■ EXERCISE TASK:
In the entries below, turn the lines from the one containing "chart-title: N (4P" through the one containing "x-tick-labels: 10-2 10-1", inclusive, into a numbered list, omitting any blank lines.

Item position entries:
+ + + + +

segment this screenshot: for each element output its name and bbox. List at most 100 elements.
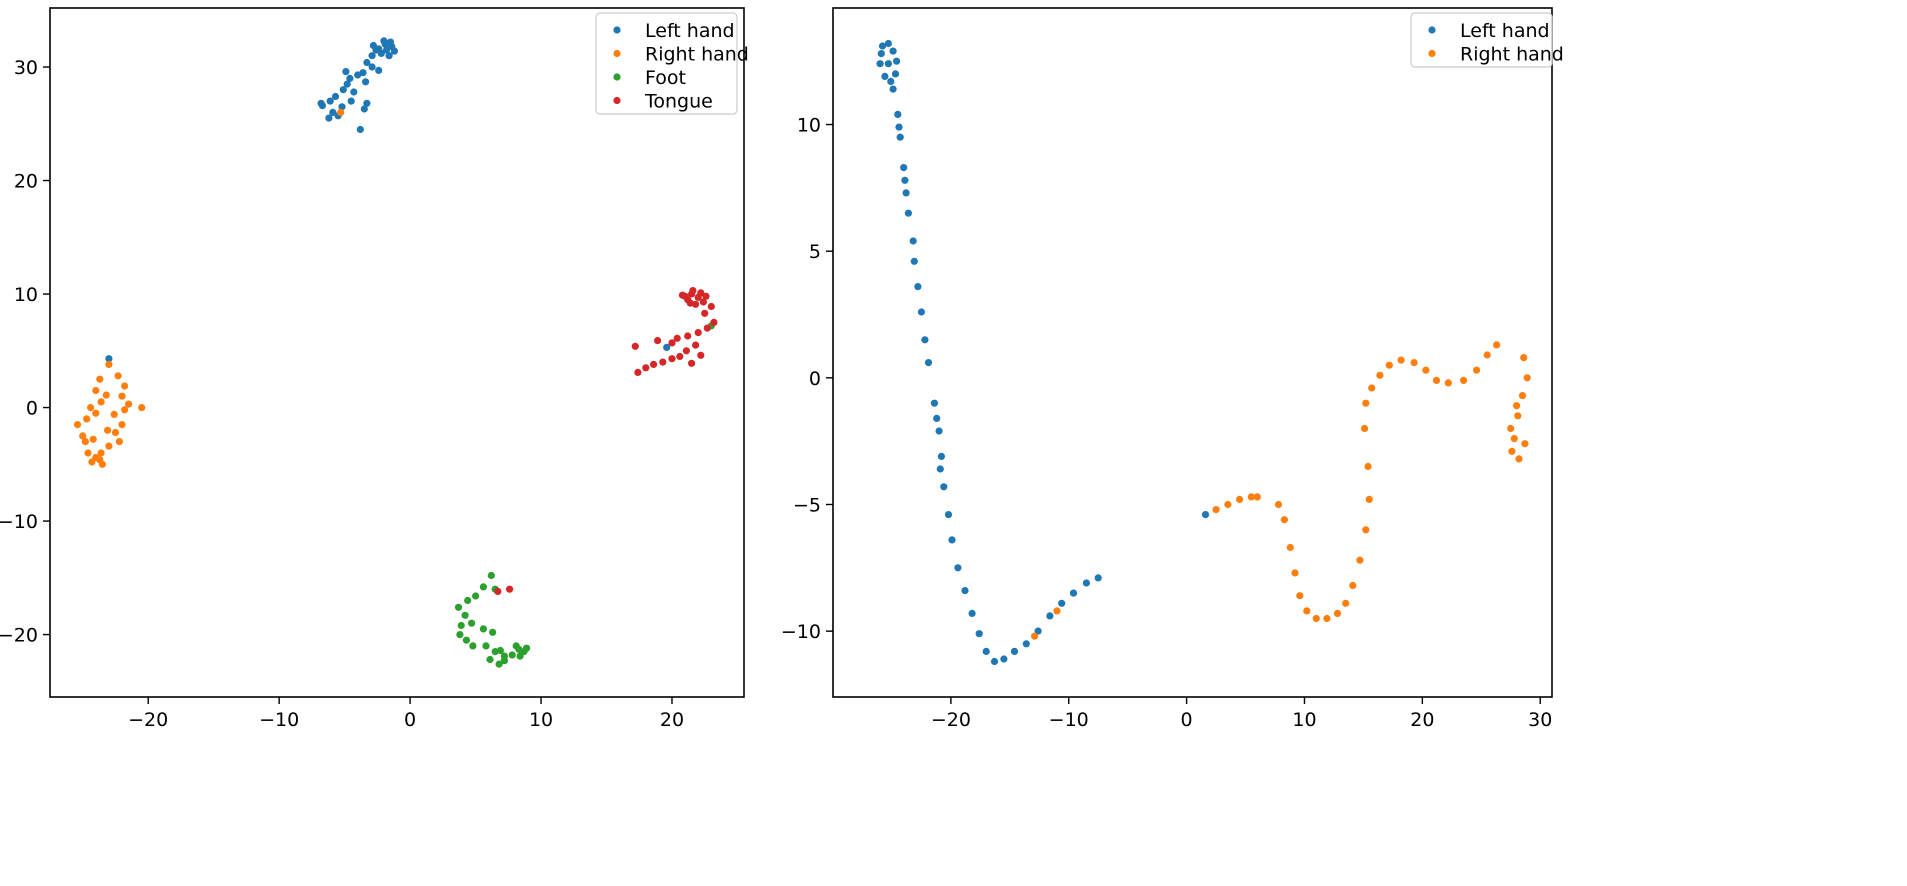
x-tick-label: 30: [1528, 709, 1552, 731]
point-right-hand: [1342, 599, 1350, 607]
point-right-hand: [1422, 366, 1430, 374]
point-tongue: [686, 299, 694, 307]
point-right-hand: [1493, 341, 1501, 349]
point-tongue: [673, 334, 681, 342]
point-left-hand: [936, 465, 944, 473]
point-tongue: [699, 298, 708, 306]
point-left-hand: [380, 37, 388, 45]
point-right-hand: [1349, 581, 1357, 590]
point-left-hand: [360, 105, 368, 113]
point-foot: [457, 621, 465, 630]
point-foot: [516, 652, 524, 660]
point-right-hand: [111, 428, 120, 437]
point-right-hand: [118, 421, 126, 429]
point-left-hand: [944, 510, 953, 519]
point-tongue: [634, 368, 642, 376]
point-tongue: [642, 364, 650, 372]
point-right-hand: [1274, 500, 1283, 509]
point-tongue: [697, 351, 705, 359]
point-left-hand: [338, 103, 346, 111]
y-tick-label: −5: [793, 494, 821, 516]
point-left-hand: [339, 86, 347, 94]
point-tongue: [689, 287, 697, 295]
point-left-hand: [876, 60, 884, 68]
point-right-hand: [110, 410, 118, 418]
x-tick-label: 20: [1410, 709, 1434, 731]
right-panel-y-ticks: −10 −5 0 5 10: [781, 115, 833, 643]
y-tick-label: 10: [797, 115, 821, 137]
y-tick-label: 30: [14, 57, 38, 79]
point-left-hand: [363, 99, 371, 107]
point-right-hand: [1376, 371, 1384, 379]
point-foot: [462, 636, 470, 644]
point-right-hand: [1521, 440, 1529, 448]
y-tick-label: −10: [781, 621, 821, 643]
point-tongue: [707, 302, 715, 311]
point-right-hand: [138, 404, 146, 412]
point-right-hand: [118, 392, 126, 400]
point-right-hand: [97, 449, 105, 457]
point-tongue: [668, 355, 676, 363]
point-left-hand: [317, 99, 325, 107]
point-left-hand: [343, 80, 351, 88]
point-right-hand: [87, 404, 95, 412]
point-left-hand: [930, 399, 939, 407]
point-left-hand: [935, 427, 943, 435]
point-right-hand: [92, 386, 100, 395]
point-right-hand: [114, 372, 122, 380]
point-right-hand: [1312, 614, 1320, 623]
point-left-hand: [1000, 655, 1008, 663]
point-left-hand: [895, 123, 903, 131]
legend-label-left-hand: Left hand: [1460, 20, 1550, 42]
point-tongue: [702, 292, 710, 300]
point-right-hand: [121, 382, 129, 390]
point-right-hand: [1473, 366, 1481, 374]
point-right-hand: [1515, 455, 1523, 463]
point-left-hand: [910, 257, 918, 265]
point-right-hand: [1224, 500, 1232, 509]
point-right-hand: [115, 438, 123, 446]
point-right-hand: [1247, 493, 1255, 501]
point-tongue: [678, 291, 687, 299]
point-tongue: [682, 347, 691, 355]
point-left-hand: [369, 41, 377, 50]
legend-marker-right-hand: [613, 49, 621, 58]
point-left-hand: [382, 46, 391, 54]
point-tongue: [710, 318, 718, 326]
point-right-hand: [1510, 435, 1518, 443]
point-left-hand: [900, 164, 908, 172]
y-tick-label: −10: [0, 511, 38, 533]
point-left-hand: [904, 209, 913, 217]
point-right-hand: [89, 435, 97, 443]
point-foot: [479, 583, 487, 591]
point-left-hand: [1094, 574, 1102, 582]
point-left-hand: [368, 52, 376, 60]
point-right-hand: [1444, 379, 1452, 387]
point-foot: [456, 631, 464, 639]
legend-label-left-hand: Left hand: [645, 20, 735, 42]
point-left-hand: [982, 647, 990, 656]
point-right-hand: [1291, 569, 1299, 577]
point-tongue: [692, 341, 700, 349]
point-left-hand: [902, 189, 910, 197]
left-panel-x-ticks: −20 −10 0 10 20: [128, 697, 684, 731]
point-left-hand: [954, 564, 962, 572]
point-right-hand: [1385, 361, 1393, 369]
legend-marker-left-hand: [1428, 26, 1436, 34]
point-foot: [486, 655, 494, 664]
point-tongue: [694, 329, 702, 337]
point-right-hand: [1508, 447, 1516, 455]
point-left-hand: [1034, 627, 1042, 635]
point-right-hand: [1507, 424, 1515, 433]
point-right-hand: [104, 426, 112, 434]
point-foot: [454, 603, 463, 611]
point-right-hand: [1236, 495, 1244, 503]
point-right-hand: [1410, 359, 1418, 367]
point-left-hand: [894, 110, 902, 118]
legend-box: [595, 12, 738, 115]
point-left-hand: [937, 452, 946, 460]
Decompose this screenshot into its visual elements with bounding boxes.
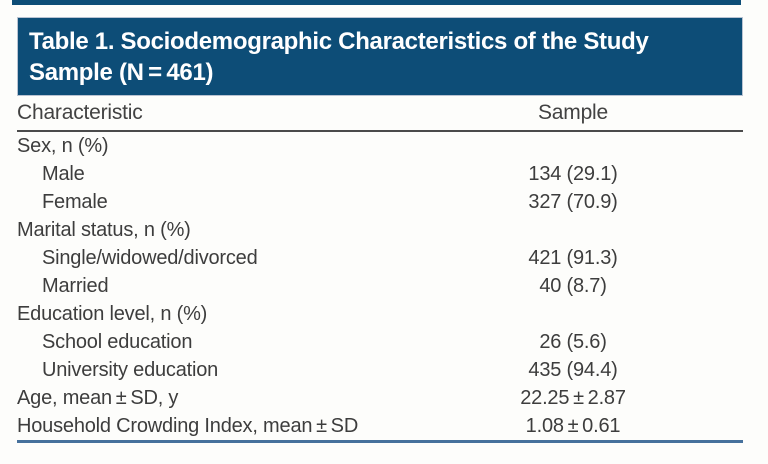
row-value: [403, 216, 743, 244]
row-value: [403, 300, 743, 328]
row-label: Education level, n (%): [17, 302, 208, 325]
row-label: University education: [42, 358, 219, 381]
row-label: Male: [42, 162, 85, 185]
table-row: Single/widowed/divorced 421 (91.3): [17, 244, 743, 272]
table-row: School education 26 (5.6): [17, 328, 743, 356]
row-label: Marital status, n (%): [17, 218, 191, 241]
sociodemographic-table: Characteristic Sample Sex, n (%) Male 13…: [17, 96, 743, 443]
row-value: 22.25 ± 2.87: [520, 386, 626, 409]
row-label: Single/widowed/divorced: [42, 246, 258, 269]
row-value: 40 (8.7): [539, 274, 607, 297]
row-label: Household Crowding Index, mean ± SD: [17, 412, 403, 443]
row-value: [403, 131, 743, 160]
column-header-characteristic: Characteristic: [17, 96, 403, 132]
column-header-sample: Sample: [403, 96, 743, 132]
row-value: 134 (29.1): [528, 162, 618, 185]
row-label: Sex, n (%): [17, 134, 109, 157]
table-row: Education level, n (%): [17, 300, 743, 328]
row-value: 1.08 ± 0.61: [403, 412, 743, 443]
table-row: Sex, n (%): [17, 131, 743, 160]
row-label: School education: [42, 330, 193, 353]
table-body: Sex, n (%) Male 134 (29.1) Female 327 (7…: [17, 131, 743, 443]
table-title: Table 1. Sociodemographic Characteristic…: [29, 28, 649, 86]
table-row: Age, mean ± SD, y 22.25 ± 2.87: [17, 384, 743, 412]
table-row: Household Crowding Index, mean ± SD 1.08…: [17, 412, 743, 443]
row-value: 327 (70.9): [528, 190, 618, 213]
row-label: Married: [42, 274, 109, 297]
row-value: 421 (91.3): [528, 246, 618, 269]
table-row: University education 435 (94.4): [17, 356, 743, 384]
table-header-row: Characteristic Sample: [17, 96, 743, 132]
top-accent-bar: [12, 0, 741, 5]
table-row: Male 134 (29.1): [17, 160, 743, 188]
table-title-band: Table 1. Sociodemographic Characteristic…: [17, 17, 743, 96]
table-row: Marital status, n (%): [17, 216, 743, 244]
row-label: Female: [42, 190, 108, 213]
table-row: Female 327 (70.9): [17, 188, 743, 216]
table-row: Married 40 (8.7): [17, 272, 743, 300]
row-label: Age, mean ± SD, y: [17, 386, 179, 409]
row-value: 435 (94.4): [528, 358, 618, 381]
row-value: 26 (5.6): [539, 330, 607, 353]
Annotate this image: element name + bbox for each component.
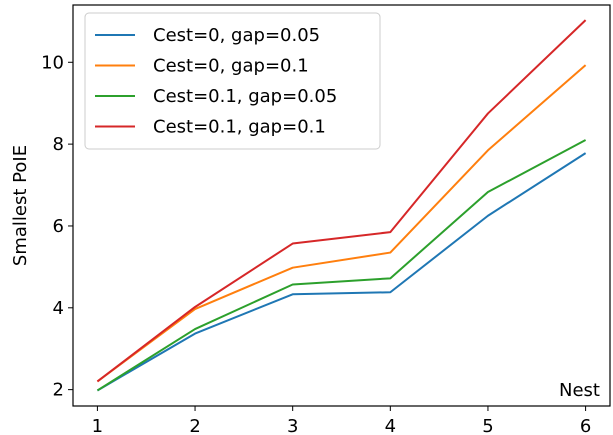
series-layer — [96, 19, 587, 392]
x-axis-label: Nest — [559, 380, 600, 401]
series-line-2 — [96, 64, 587, 383]
x-tick-label: 1 — [92, 416, 103, 435]
series-line-1 — [96, 152, 587, 392]
x-tick-label: 4 — [385, 416, 396, 435]
y-tick-label: 4 — [53, 298, 64, 319]
y-tick-label: 6 — [53, 216, 64, 237]
legend-label-2: Cest=0, gap=0.1 — [153, 56, 309, 77]
x-tick-label: 2 — [189, 416, 200, 435]
x-tick-label: 3 — [287, 416, 298, 435]
legend: Cest=0, gap=0.05 Cest=0, gap=0.1 Cest=0.1,… — [84, 12, 381, 150]
legend-label-4: Cest=0.1, gap=0.1 — [153, 117, 326, 138]
legend-label-1: Cest=0, gap=0.05 — [153, 25, 320, 46]
series-line-4 — [96, 19, 587, 383]
plot-frame — [72, 4, 611, 407]
y-tick-label: 8 — [53, 134, 64, 155]
x-tick-label: 6 — [580, 416, 591, 435]
y-tick-label: 10 — [41, 52, 64, 73]
legend-label-3: Cest=0.1, gap=0.05 — [153, 86, 337, 107]
y-axis-label: Smallest PoIE — [10, 145, 31, 266]
legend-box — [84, 12, 381, 150]
y-tick-label: 2 — [53, 380, 64, 401]
y-axis-ticks: 2 4 6 8 10 — [41, 52, 73, 401]
series-line-3 — [96, 139, 587, 392]
x-tick-label: 5 — [482, 416, 493, 435]
x-axis-ticks: 1 2 3 4 5 6 — [92, 406, 591, 435]
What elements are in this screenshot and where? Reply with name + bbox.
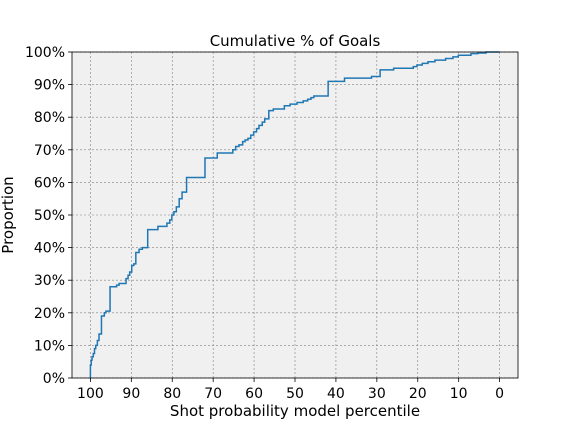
plot-background xyxy=(72,52,518,378)
y-tick-label: 30% xyxy=(34,273,65,289)
y-tick-label: 10% xyxy=(34,338,65,354)
cumulative-step-line xyxy=(89,51,500,378)
y-tick-label: 100% xyxy=(25,45,65,61)
y-tick-label: 50% xyxy=(34,208,65,224)
y-tick-label: 80% xyxy=(34,110,65,126)
x-tick-label: 80 xyxy=(163,386,181,402)
y-tick-label: 70% xyxy=(34,143,65,159)
y-axis: 0% 10% 20% 30% 40% 50% 60% 70% 80% 90% 100% xyxy=(25,45,72,387)
x-tick-label: 50 xyxy=(286,386,304,402)
x-tick-label: 40 xyxy=(327,386,345,402)
y-axis-title: Proportion xyxy=(0,176,17,253)
x-tick-label: 10 xyxy=(450,386,468,402)
y-tick-label: 0% xyxy=(43,371,65,387)
x-tick-label: 90 xyxy=(122,386,140,402)
chart-title: Cumulative % of Goals xyxy=(210,32,381,50)
x-tick-label: 70 xyxy=(204,386,222,402)
y-tick-label: 40% xyxy=(34,241,65,257)
x-axis-title: Shot probability model percentile xyxy=(170,402,420,420)
x-tick-label: 0 xyxy=(495,386,504,402)
x-tick-label: 100 xyxy=(77,386,104,402)
series-layer xyxy=(89,51,500,378)
x-tick-label: 20 xyxy=(409,386,427,402)
y-tick-label: 90% xyxy=(34,78,65,94)
x-axis: 100 90 80 70 60 50 40 30 20 10 0 xyxy=(77,378,504,402)
x-tick-label: 60 xyxy=(245,386,263,402)
x-tick-label: 30 xyxy=(368,386,386,402)
y-tick-label: 60% xyxy=(34,175,65,191)
y-tick-label: 20% xyxy=(34,306,65,322)
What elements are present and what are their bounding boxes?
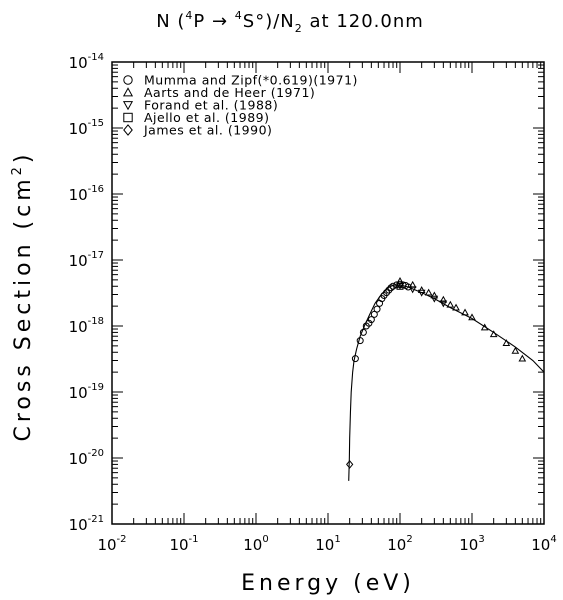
chart-title: N (4P → 4S°)/N2 at 120.0nm [156,9,424,35]
legend: Mumma and Zipf(*0.619)(1971)Aarts and de… [122,73,358,138]
y-tick-label: 10-15 [69,118,104,138]
data-point-circle [359,328,367,336]
legend-entry: Forand et al. (1988) [144,98,278,113]
legend-marker-diamond [123,124,133,136]
data-point-triangle-up [430,291,439,299]
data-points [346,277,527,469]
x-tick-labels: 10-2 10-1 100 101 102 103 104 [97,534,556,554]
data-point-triangle-up [468,313,476,321]
data-point-triangle-up [518,354,527,362]
legend-marker-triangle-up [122,87,134,97]
legend-marker-triangle-down [122,101,134,111]
data-point-triangle-down [430,295,439,303]
data-point-circle [389,282,397,290]
data-point-circle [356,337,364,345]
data-point-circle [387,284,395,292]
legend-entry: James et al. (1990) [143,123,272,138]
y-tick-labels: 10-21 10-20 10-19 10-18 10-17 10-16 10-15 10-14 [69,52,104,534]
data-point-square [396,282,404,290]
data-point-triangle-down [439,300,448,308]
x-tick-label: 101 [315,534,340,554]
x-tick-label: 102 [387,534,412,554]
data-point-triangle-up [511,346,520,354]
x-tick-label: 103 [459,534,484,554]
legend-entry: Mumma and Zipf(*0.619)(1971) [144,73,358,88]
legend-marker-circle [123,75,133,85]
legend-entry: Ajello et al. (1989) [144,110,270,125]
fit-curve [348,284,545,481]
data-point-triangle-up [502,339,511,347]
data-point-diamond [346,460,354,469]
data-point-triangle-down [417,289,426,297]
y-tick-label: 10-16 [69,184,104,204]
data-point-circle [367,316,375,324]
y-tick-label: 10-20 [69,448,104,468]
data-point-triangle-up [461,308,469,316]
y-tick-label: 10-21 [69,514,104,534]
data-point-triangle-down [408,286,417,294]
y-tick-label: 10-19 [69,382,104,402]
y-tick-label: 10-17 [69,250,104,270]
data-point-triangle-up [439,295,448,303]
data-point-triangle-up [452,303,460,311]
major-ticks [111,61,545,525]
x-tick-label: 10-2 [97,534,126,554]
data-point-triangle-up [489,330,498,338]
x-axis-label: Energy (eV) [241,571,415,596]
data-point-circle [385,286,393,294]
y-axis-label: Cross Section (cm2) [10,150,36,441]
y-tick-label: 10-14 [69,52,104,72]
x-tick-label: 100 [243,534,268,554]
x-tick-label: 104 [531,534,556,554]
x-tick-label: 10-1 [169,534,198,554]
data-point-circle [373,305,381,313]
legend-marker-square [123,112,133,123]
data-point-circle [351,355,359,363]
legend-entry: Aarts and de Heer (1971) [144,85,315,100]
data-point-triangle-up [424,288,433,296]
minor-ticks [112,62,544,524]
data-point-circle [365,319,373,327]
data-point-triangle-up [480,323,489,331]
data-point-circle [370,310,378,318]
fit-curve-group [348,284,545,481]
y-tick-label: 10-18 [69,316,104,336]
data-point-triangle-up [446,300,455,308]
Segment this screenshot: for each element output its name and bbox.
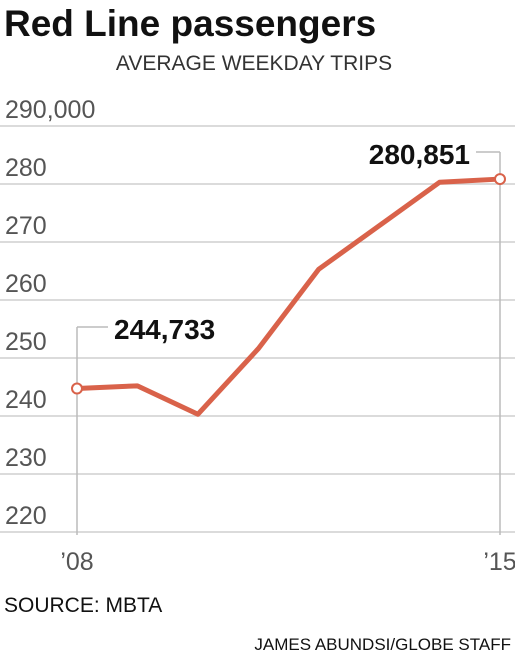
y-tick-label: 230 — [5, 444, 47, 472]
chart-subtitle: AVERAGE WEEKDAY TRIPS — [116, 52, 392, 75]
y-tick-label: 250 — [5, 328, 47, 356]
y-tick-label: 290,000 — [5, 96, 95, 124]
point-marker — [71, 382, 83, 395]
source: SOURCE: MBTA — [4, 594, 162, 617]
credit: JAMES ABUNDSI/GLOBE STAFF — [254, 635, 511, 654]
y-tick-label: 270 — [5, 212, 47, 240]
point-marker — [494, 173, 506, 186]
y-tick-label: 220 — [5, 502, 47, 530]
x-tick-label: ’08 — [60, 548, 93, 576]
x-tick-label: ’15 — [483, 548, 515, 576]
data-line — [76, 176, 501, 417]
y-tick-label: 260 — [5, 270, 47, 298]
value-label: 244,733 — [114, 314, 215, 345]
y-tick-label: 280 — [5, 154, 47, 182]
value-label: 280,851 — [369, 139, 470, 170]
y-tick-label: 240 — [5, 386, 47, 414]
chart-title: Red Line passengers — [4, 3, 376, 44]
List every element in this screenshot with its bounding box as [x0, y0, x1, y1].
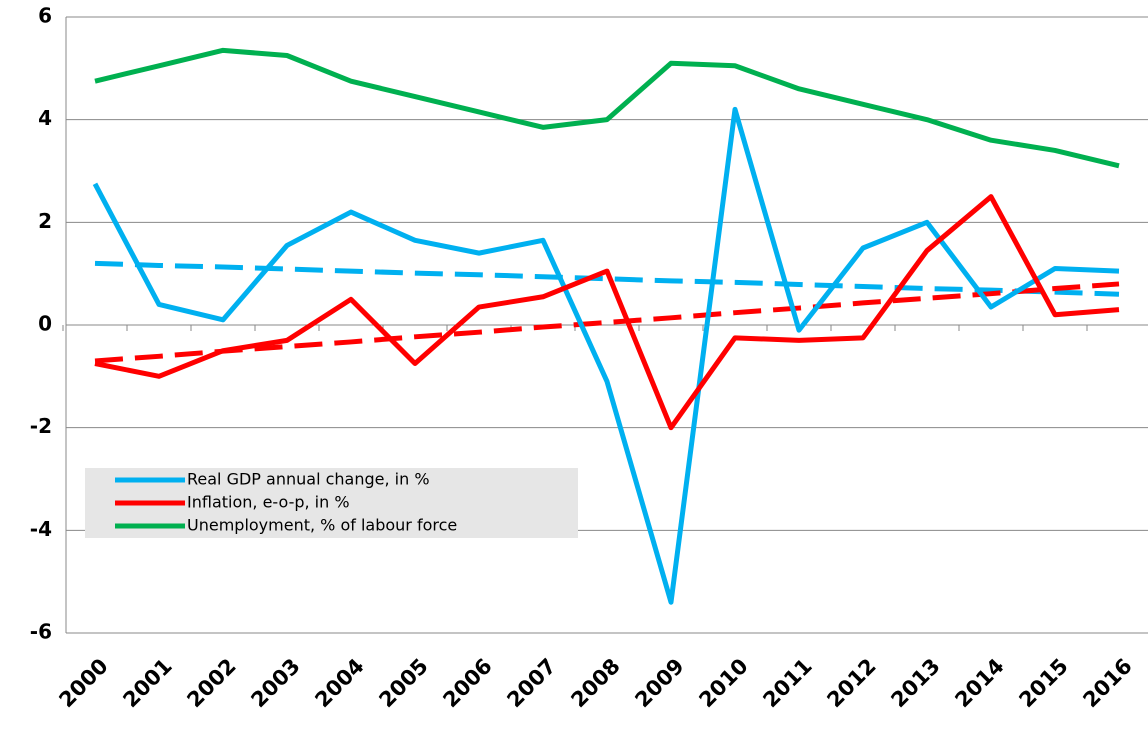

+ + + + +

■ RESULT FOR THIS EXERCISE:
1. chart-title: N (4P → 4S°)/N2 at 120.0nm [156,9,424,35]
2. legend: Mumma and Zipf(*0.619)(1971)Aarts and de… [122,73,358,138]
3. y-tick-label: 10-15 [69,118,104,138]
4. data-point-circle [359,328,367,336]
5. legend-entry: Forand et al. (1988) [144,98,278,113]
6. legend-marker-diamond [123,124,133,136]
7. data-point-triangle-up [430,291,439,299]
8. data-points [346,277,527,469]
9. x-tick-labels: 10-2 10-1 100 101 102 103 104 [97,534,556,554]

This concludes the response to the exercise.